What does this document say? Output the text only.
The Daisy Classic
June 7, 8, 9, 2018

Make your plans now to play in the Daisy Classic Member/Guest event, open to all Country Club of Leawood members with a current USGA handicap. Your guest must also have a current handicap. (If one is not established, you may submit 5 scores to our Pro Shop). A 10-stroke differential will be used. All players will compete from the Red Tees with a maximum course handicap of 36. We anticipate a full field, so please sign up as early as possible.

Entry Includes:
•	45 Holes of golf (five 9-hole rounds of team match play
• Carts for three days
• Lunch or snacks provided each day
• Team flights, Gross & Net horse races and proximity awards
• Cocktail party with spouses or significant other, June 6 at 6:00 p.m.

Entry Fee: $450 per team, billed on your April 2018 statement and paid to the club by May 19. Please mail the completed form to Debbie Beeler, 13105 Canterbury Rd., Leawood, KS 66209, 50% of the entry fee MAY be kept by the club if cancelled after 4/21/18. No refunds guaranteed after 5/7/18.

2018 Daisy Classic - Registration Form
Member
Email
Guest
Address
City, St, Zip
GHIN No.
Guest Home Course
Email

> **Stated problem**: Restate the data above word for word, please.

> **Completed task**:
What does this document say? Output the text only.
The Daisy Classic
June 7, 8, 9, 2018

Make your plans now to play in the Daisy Classic Member/Guest event, open to all Country Club of Leawood members with a current USGA handicap. Your guest must also have a current handicap. (If one is not established, you may submit 5 scores to our Pro Shop). A 10-stroke differential will be used. All players will compete from the Red Tees with a maximum course handicap of 36. We anticipate a full field, so please sign up as early as possible.

Entry Includes:
•	45 Holes of golf (five 9-hole rounds of team match play
• Carts for three days
• Lunch or snacks provided each day
• Team flights, Gross & Net horse races and proximity awards
• Cocktail party with spouses or significant other, June 6 at 6:00 p.m.

Entry Fee: $450 per team, billed on your April 2018 statement and paid to the club by May 19. Please mail the completed form to Debbie Beeler, 13105 Canterbury Rd., Leawood, KS 66209, 50% of the entry fee MAY be kept by the club if cancelled after 4/21/18. No refunds guaranteed after 5/7/18.

2018 Daisy Classic - Registration Form
Member
Email
Guest
Address
City, St, Zip
GHIN No.
Guest Home Course
Email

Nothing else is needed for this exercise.